— Exercise details —
Write the count of lines that contain the word "with" and nothing else.
>> start Supplied material
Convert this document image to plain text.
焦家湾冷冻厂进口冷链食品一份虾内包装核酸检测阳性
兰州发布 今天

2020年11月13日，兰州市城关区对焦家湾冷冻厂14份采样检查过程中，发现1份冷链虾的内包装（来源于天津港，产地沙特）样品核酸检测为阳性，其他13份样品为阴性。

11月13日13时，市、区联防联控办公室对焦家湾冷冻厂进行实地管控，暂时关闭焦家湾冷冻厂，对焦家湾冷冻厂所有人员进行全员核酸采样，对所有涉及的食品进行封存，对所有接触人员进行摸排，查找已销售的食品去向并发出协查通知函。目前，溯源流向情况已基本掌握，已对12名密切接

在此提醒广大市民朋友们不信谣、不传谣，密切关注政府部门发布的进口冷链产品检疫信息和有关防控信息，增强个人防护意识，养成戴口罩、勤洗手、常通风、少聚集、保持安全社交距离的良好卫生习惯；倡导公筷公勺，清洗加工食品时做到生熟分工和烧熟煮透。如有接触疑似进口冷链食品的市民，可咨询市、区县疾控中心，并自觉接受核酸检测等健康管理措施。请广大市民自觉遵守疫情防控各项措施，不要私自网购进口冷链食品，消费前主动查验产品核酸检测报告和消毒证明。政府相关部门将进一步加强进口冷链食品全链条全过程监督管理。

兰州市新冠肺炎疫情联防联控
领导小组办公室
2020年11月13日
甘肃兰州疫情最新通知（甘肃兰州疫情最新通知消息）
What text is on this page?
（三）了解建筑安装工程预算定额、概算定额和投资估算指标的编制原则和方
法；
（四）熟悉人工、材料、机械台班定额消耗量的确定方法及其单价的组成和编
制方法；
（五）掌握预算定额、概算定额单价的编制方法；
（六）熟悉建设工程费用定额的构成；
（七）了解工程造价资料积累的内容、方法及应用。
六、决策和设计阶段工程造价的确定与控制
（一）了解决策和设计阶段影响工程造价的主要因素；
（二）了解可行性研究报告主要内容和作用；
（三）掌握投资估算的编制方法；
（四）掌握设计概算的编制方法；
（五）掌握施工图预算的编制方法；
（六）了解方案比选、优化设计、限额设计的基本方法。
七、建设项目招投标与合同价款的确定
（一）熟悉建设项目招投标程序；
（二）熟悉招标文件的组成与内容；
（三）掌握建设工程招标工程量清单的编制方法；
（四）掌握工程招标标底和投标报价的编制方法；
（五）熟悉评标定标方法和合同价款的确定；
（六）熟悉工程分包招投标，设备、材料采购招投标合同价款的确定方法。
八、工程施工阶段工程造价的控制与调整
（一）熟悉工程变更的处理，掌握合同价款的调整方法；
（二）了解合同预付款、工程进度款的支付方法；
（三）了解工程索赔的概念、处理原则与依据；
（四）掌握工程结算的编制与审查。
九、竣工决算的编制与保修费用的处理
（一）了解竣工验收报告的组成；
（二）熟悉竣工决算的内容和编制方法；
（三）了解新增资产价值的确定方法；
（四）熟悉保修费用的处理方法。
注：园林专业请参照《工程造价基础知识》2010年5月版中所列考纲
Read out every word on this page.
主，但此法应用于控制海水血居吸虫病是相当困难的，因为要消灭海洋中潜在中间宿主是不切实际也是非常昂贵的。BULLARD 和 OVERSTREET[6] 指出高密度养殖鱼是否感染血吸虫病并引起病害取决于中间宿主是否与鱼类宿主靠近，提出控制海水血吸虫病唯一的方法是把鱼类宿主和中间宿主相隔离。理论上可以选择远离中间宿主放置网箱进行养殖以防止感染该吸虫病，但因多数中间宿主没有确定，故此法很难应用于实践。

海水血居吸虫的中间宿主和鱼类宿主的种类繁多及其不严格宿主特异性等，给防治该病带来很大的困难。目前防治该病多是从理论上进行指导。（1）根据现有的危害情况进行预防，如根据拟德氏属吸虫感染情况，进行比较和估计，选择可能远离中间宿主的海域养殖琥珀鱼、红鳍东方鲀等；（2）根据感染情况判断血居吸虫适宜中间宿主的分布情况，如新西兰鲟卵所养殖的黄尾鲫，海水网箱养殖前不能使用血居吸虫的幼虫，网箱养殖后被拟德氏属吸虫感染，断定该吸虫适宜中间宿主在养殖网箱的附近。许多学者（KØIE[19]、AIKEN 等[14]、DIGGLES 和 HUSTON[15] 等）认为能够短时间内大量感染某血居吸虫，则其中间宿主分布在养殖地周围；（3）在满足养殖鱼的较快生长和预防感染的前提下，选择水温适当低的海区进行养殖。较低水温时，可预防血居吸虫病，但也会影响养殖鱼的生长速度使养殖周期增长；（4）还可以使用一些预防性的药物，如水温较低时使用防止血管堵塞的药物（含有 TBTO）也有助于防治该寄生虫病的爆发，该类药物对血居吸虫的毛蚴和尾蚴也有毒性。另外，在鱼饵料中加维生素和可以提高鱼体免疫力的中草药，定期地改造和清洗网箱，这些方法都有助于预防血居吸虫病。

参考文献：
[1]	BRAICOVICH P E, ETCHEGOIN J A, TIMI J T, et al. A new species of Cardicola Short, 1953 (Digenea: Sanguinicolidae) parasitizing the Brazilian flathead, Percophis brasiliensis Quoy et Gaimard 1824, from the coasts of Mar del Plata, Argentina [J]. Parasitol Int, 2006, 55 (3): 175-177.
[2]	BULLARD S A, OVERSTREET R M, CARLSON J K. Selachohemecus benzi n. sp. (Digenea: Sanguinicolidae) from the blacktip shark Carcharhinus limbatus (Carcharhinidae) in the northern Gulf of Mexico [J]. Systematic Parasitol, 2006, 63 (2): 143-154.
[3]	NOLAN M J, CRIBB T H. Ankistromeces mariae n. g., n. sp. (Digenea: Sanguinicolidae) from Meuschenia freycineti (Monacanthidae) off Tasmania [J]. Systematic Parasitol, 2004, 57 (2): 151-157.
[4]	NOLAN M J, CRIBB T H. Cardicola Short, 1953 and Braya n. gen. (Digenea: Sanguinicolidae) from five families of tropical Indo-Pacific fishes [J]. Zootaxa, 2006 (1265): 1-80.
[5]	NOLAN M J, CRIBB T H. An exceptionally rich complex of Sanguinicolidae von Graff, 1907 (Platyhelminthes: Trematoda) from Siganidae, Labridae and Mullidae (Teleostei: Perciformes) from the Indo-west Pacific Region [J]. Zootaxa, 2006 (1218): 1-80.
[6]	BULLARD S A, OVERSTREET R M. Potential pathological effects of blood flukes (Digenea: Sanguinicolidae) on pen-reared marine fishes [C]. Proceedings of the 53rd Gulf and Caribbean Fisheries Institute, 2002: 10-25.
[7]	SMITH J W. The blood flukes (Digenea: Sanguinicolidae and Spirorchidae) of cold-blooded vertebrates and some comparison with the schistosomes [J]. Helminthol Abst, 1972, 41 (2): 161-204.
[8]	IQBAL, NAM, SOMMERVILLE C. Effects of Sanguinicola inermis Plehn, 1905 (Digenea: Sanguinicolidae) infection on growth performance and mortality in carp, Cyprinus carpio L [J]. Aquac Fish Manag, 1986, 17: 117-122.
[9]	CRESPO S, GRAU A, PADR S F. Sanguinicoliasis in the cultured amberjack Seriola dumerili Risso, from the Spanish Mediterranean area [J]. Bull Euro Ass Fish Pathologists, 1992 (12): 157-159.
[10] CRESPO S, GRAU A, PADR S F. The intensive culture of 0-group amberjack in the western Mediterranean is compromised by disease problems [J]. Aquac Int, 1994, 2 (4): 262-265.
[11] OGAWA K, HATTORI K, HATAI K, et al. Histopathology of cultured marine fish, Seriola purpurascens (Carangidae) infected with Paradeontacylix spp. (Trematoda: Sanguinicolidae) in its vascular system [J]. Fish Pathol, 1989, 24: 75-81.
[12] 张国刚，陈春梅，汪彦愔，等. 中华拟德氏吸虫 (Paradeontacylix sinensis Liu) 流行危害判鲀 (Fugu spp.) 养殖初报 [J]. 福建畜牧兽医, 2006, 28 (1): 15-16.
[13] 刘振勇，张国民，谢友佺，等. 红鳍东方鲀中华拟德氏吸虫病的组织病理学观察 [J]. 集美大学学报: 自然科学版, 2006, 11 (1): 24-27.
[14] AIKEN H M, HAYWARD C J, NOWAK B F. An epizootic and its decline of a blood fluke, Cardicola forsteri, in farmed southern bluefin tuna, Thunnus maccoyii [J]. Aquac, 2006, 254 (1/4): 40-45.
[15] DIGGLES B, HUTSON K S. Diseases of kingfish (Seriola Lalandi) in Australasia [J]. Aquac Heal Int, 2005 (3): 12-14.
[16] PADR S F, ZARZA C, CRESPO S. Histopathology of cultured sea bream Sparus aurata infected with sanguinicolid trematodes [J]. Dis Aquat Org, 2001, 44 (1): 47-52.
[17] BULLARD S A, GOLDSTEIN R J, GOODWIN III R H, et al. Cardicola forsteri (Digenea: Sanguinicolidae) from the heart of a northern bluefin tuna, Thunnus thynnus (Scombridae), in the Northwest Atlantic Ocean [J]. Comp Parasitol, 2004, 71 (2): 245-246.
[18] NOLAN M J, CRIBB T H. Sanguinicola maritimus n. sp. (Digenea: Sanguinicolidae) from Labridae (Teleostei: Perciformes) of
>> end Supplied material
— Completed task —
3